> _Instruções do exercício_:
**1.** De acordo com o trecho da página, que porcentagem de Gaza Israel destruiu?
**2.** Repita, sem nenhuma alteração, a parte do trecho da página que vai de "Israel matou mais" até "para fins bélicos.", inclusive.
**3.** Resuma o trecho da página em duas frases.

> _Trecho da página_:
====

Israel matou mais de 207 funcionários da ONU, bombardeou hospitais, escolas, universidades, mesquitas e destruiu 80% de Gaza. Hoje corremos o sério risco de uma guerra total entre as potências militaristas em disputa pela hegemonia do mundo, o que realizaria o princípio de nossa autodestruição.

Sustendo a interpretação de que tudo isso se tornou possível porque perdemos o coração, o esprit de finesse (a gentileza de Pascal) e a dimensão da anima (a sensibilidade de C.G. Jung). A cultura moderna se construiu sobre a vontade de poder como dominação, usando a razão, desgarrada do coração e da consciência, traduzida em tecno-ciência para o nosso bem e mais para fins bélicos.

Como notava o Papa Francisco na Laudato Sì: “o ser humano não foi educado para o reto uso do poder… porque não foi acompanhado quanto à responsabilidade, aos valores e à consciência” (n.105). A razão estabeleceu seu despotismo na forma de racionalismo, rebaixando outras formas de conhecer e de sentir a realidade. Assim o sentimento (pathos) foi recalcado no falso pressuposto de que atrapalharia a objetividade da análise. Hoje é evidente que não há objetividade absoluta. O sujeito pesquisa com seus pressupostos e com seus interesses de forma que sujeito-objeto estão sempre imbricados.

====

> _Material fornecido_:

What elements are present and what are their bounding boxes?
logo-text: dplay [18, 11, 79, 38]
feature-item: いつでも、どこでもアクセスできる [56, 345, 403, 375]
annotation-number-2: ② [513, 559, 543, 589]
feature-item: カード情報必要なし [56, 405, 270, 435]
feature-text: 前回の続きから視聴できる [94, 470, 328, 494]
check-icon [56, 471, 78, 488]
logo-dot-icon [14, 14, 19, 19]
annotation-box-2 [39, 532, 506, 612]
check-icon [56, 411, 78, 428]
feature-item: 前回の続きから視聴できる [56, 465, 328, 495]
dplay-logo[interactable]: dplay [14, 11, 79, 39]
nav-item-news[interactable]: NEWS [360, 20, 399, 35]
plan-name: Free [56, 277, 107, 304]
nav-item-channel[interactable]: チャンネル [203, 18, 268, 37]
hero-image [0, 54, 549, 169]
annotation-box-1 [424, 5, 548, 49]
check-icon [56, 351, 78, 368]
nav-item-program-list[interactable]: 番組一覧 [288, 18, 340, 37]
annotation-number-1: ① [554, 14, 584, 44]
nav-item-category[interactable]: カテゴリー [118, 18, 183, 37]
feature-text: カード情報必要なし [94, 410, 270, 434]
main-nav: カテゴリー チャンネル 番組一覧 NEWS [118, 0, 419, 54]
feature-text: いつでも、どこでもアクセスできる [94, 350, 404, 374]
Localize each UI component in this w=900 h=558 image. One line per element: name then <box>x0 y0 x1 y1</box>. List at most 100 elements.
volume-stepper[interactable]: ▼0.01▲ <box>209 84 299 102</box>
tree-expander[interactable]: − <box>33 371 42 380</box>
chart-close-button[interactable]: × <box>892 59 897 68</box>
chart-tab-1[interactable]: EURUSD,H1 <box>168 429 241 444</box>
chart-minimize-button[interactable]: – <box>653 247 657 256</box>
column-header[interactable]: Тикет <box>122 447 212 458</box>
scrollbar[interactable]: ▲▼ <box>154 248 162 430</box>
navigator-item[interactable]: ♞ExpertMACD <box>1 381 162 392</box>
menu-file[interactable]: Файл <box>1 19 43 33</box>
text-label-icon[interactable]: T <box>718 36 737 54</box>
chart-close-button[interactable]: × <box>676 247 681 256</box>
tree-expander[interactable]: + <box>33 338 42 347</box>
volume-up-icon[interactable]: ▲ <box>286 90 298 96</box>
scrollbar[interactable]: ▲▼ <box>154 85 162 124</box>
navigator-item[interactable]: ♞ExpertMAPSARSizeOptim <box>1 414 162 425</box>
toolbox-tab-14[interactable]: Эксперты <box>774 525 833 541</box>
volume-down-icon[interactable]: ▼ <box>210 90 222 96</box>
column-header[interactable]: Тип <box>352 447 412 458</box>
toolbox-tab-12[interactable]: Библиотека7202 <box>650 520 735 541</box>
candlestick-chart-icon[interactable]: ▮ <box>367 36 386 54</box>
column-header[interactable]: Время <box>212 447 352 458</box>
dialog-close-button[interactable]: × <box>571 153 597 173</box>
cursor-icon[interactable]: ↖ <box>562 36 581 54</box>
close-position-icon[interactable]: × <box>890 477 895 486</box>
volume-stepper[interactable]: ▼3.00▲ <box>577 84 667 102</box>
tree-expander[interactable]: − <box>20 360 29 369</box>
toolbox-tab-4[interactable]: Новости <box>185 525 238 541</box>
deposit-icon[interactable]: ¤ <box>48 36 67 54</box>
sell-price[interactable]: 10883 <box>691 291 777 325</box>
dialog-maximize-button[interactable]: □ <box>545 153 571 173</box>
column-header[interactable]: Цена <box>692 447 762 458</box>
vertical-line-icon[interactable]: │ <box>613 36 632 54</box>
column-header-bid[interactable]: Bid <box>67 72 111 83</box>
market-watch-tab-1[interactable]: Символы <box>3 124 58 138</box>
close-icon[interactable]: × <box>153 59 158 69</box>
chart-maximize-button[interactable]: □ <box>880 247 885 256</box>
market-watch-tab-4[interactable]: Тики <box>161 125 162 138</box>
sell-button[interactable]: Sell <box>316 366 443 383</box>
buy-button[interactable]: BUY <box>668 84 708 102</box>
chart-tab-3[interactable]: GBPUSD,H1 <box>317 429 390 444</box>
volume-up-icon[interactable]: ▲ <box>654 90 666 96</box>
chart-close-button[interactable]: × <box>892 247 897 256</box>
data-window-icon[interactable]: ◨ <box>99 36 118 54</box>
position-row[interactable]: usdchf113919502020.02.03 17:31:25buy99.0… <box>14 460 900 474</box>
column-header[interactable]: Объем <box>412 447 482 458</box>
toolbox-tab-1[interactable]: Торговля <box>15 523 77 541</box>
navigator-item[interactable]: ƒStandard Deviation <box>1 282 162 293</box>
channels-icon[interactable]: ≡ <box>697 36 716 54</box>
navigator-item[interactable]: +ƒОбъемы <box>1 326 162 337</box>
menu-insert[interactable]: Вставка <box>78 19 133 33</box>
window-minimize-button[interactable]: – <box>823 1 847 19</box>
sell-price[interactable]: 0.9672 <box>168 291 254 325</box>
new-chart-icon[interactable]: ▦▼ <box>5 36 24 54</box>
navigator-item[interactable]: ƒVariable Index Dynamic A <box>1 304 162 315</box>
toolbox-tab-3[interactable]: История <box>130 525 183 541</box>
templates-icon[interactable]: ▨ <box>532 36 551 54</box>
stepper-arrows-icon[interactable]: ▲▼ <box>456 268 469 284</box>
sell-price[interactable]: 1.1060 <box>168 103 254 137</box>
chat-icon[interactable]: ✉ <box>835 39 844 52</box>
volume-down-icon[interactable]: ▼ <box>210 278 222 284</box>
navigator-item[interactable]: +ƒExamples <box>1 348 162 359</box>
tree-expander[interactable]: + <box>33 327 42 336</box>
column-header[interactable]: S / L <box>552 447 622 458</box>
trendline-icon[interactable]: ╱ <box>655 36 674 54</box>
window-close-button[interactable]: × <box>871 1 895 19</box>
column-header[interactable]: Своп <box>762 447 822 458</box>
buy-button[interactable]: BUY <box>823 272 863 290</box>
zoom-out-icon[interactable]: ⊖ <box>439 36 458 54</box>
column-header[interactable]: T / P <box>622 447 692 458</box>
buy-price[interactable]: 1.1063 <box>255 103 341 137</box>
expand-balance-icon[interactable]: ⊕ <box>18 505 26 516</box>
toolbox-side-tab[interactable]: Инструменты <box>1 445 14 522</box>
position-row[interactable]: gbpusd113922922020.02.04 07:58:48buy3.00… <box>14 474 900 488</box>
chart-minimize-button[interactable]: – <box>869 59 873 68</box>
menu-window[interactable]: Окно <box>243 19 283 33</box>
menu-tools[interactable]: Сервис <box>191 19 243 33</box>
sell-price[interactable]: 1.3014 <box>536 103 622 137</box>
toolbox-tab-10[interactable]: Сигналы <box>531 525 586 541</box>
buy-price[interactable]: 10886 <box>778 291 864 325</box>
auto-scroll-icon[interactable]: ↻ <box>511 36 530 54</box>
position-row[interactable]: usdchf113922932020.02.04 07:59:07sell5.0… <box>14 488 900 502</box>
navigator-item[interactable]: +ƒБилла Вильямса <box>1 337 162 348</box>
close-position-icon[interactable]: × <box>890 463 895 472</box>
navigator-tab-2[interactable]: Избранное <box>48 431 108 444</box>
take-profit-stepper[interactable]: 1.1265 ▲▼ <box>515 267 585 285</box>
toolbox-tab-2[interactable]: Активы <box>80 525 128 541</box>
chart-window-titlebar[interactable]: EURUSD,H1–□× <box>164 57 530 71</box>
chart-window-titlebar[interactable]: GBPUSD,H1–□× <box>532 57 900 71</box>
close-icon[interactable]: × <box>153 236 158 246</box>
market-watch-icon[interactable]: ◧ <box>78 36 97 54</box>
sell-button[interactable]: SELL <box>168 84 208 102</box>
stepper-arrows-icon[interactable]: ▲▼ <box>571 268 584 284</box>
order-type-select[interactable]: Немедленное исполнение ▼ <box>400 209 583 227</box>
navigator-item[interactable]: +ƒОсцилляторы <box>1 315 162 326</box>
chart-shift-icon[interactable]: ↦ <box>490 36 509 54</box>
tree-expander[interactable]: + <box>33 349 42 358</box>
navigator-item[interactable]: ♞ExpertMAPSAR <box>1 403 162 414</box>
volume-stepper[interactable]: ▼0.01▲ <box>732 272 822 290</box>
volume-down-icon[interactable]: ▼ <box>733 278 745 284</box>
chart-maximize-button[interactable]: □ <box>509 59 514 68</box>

====

> _Soluções por tarefa_:
**1.** 80%

**2.**
Israel matou mais de 207 funcionários da ONU, bombardeou hospitais, escolas, universidades, mesquitas e destruiu 80% de Gaza. Hoje corremos o sério risco de uma guerra total entre as potências militaristas em disputa pela hegemonia do mundo, o que realizaria o princípio de nossa autodestruição.

Sustendo a interpretação de que tudo isso se tornou possível porque perdemos o coração, o esprit de finesse (a gentileza de Pascal) e a dimensão da anima (a sensibilidade de C.G. Jung). A cultura moderna se construiu sobre a vontade de poder como dominação, usando a razão, desgarrada do coração e da consciência, traduzida em tecno-ciência para o nosso bem e mais para fins bélicos.

**3.** O trecho afirma que Israel matou mais de 207 funcionários da ONU e destruiu 80% de Gaza, e que hoje há o risco de uma guerra total entre potências militaristas em disputa pela hegemonia do mundo. Isso se tornou possível, segundo o trecho, porque perdemos o coração, a gentileza e a sensibilidade, já que a cultura moderna se construiu sobre a vontade de poder como dominação, com uma razão desgarrada do coração que rebaixou o sentimento e outras formas de conhecer.